» TASK PROMPT:
Output the material below in its entirety, exactly as given.

Saved entries
########

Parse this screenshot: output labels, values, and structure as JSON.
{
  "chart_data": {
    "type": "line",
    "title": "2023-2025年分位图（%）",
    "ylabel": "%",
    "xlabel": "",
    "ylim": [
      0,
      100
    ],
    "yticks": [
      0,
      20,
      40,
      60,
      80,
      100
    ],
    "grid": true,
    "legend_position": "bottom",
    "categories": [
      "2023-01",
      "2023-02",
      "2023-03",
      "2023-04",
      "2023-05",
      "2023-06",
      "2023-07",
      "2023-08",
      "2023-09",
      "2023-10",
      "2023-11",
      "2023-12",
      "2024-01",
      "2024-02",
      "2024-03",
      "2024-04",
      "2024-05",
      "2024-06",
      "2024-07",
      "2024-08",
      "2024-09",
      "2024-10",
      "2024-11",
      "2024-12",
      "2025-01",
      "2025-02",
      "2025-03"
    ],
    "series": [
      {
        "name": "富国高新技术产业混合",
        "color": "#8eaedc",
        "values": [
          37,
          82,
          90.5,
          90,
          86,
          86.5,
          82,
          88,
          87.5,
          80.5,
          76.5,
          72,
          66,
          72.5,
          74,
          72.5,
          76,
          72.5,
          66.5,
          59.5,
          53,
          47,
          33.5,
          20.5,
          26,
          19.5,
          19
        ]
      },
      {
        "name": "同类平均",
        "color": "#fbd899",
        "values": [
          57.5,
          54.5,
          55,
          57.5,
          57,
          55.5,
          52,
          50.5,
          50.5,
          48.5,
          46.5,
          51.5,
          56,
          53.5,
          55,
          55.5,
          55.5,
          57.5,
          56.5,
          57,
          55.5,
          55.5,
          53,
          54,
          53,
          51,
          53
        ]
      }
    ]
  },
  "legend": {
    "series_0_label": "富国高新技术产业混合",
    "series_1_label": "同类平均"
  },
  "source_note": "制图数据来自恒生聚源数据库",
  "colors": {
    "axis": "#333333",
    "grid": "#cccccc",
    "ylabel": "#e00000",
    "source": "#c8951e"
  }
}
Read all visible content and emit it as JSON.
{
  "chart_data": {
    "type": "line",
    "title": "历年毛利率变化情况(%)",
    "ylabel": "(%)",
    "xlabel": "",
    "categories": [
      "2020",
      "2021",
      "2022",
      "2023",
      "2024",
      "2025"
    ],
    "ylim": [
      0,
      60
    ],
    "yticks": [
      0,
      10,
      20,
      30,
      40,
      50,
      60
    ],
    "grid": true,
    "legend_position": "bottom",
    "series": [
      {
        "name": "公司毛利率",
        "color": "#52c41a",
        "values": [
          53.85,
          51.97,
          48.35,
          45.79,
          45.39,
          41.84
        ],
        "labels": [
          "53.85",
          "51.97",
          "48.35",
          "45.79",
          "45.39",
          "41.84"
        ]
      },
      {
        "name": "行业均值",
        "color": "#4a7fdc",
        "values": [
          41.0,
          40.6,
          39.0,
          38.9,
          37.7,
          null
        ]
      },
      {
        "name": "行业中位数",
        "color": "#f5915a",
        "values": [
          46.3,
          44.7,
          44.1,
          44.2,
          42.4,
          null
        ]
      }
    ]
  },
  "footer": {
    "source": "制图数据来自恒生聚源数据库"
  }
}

########

» OUTPUT OF THE TASK:
Parse this screenshot: output labels, values, and structure as JSON.
{
  "chart_data": {
    "type": "line",
    "title": "2023-2025年分位图（%）",
    "ylabel": "%",
    "xlabel": "",
    "ylim": [
      0,
      100
    ],
    "yticks": [
      0,
      20,
      40,
      60,
      80,
      100
    ],
    "grid": true,
    "legend_position": "bottom",
    "categories": [
      "2023-01",
      "2023-02",
      "2023-03",
      "2023-04",
      "2023-05",
      "2023-06",
      "2023-07",
      "2023-08",
      "2023-09",
      "2023-10",
      "2023-11",
      "2023-12",
      "2024-01",
      "2024-02",
      "2024-03",
      "2024-04",
      "2024-05",
      "2024-06",
      "2024-07",
      "2024-08",
      "2024-09",
      "2024-10",
      "2024-11",
      "2024-12",
      "2025-01",
      "2025-02",
      "2025-03"
    ],
    "series": [
      {
        "name": "富国高新技术产业混合",
        "color": "#8eaedc",
        "values": [
          37,
          82,
          90.5,
          90,
          86,
          86.5,
          82,
          88,
          87.5,
          80.5,
          76.5,
          72,
          66,
          72.5,
          74,
          72.5,
          76,
          72.5,
          66.5,
          59.5,
          53,
          47,
          33.5,
          20.5,
          26,
          19.5,
          19
        ]
      },
      {
        "name": "同类平均",
        "color": "#fbd899",
        "values": [
          57.5,
          54.5,
          55,
          57.5,
          57,
          55.5,
          52,
          50.5,
          50.5,
          48.5,
          46.5,
          51.5,
          56,
          53.5,
          55,
          55.5,
          55.5,
          57.5,
          56.5,
          57,
          55.5,
          55.5,
          53,
          54,
          53,
          51,
          53
        ]
      }
    ]
  },
  "legend": {
    "series_0_label": "富国高新技术产业混合",
    "series_1_label": "同类平均"
  },
  "source_note": "制图数据来自恒生聚源数据库",
  "colors": {
    "axis": "#333333",
    "grid": "#cccccc",
    "ylabel": "#e00000",
    "source": "#c8951e"
  }
}
Read all visible content and emit it as JSON.
{
  "chart_data": {
    "type": "line",
    "title": "历年毛利率变化情况(%)",
    "ylabel": "(%)",
    "xlabel": "",
    "categories": [
      "2020",
      "2021",
      "2022",
      "2023",
      "2024",
      "2025"
    ],
    "ylim": [
      0,
      60
    ],
    "yticks": [
      0,
      10,
      20,
      30,
      40,
      50,
      60
    ],
    "grid": true,
    "legend_position": "bottom",
    "series": [
      {
        "name": "公司毛利率",
        "color": "#52c41a",
        "values": [
          53.85,
          51.97,
          48.35,
          45.79,
          45.39,
          41.84
        ],
        "labels": [
          "53.85",
          "51.97",
          "48.35",
          "45.79",
          "45.39",
          "41.84"
        ]
      },
      {
        "name": "行业均值",
        "color": "#4a7fdc",
        "values": [
          41.0,
          40.6,
          39.0,
          38.9,
          37.7,
          null
        ]
      },
      {
        "name": "行业中位数",
        "color": "#f5915a",
        "values": [
          46.3,
          44.7,
          44.1,
          44.2,
          42.4,
          null
        ]
      }
    ]
  },
  "footer": {
    "source": "制图数据来自恒生聚源数据库"
  }
}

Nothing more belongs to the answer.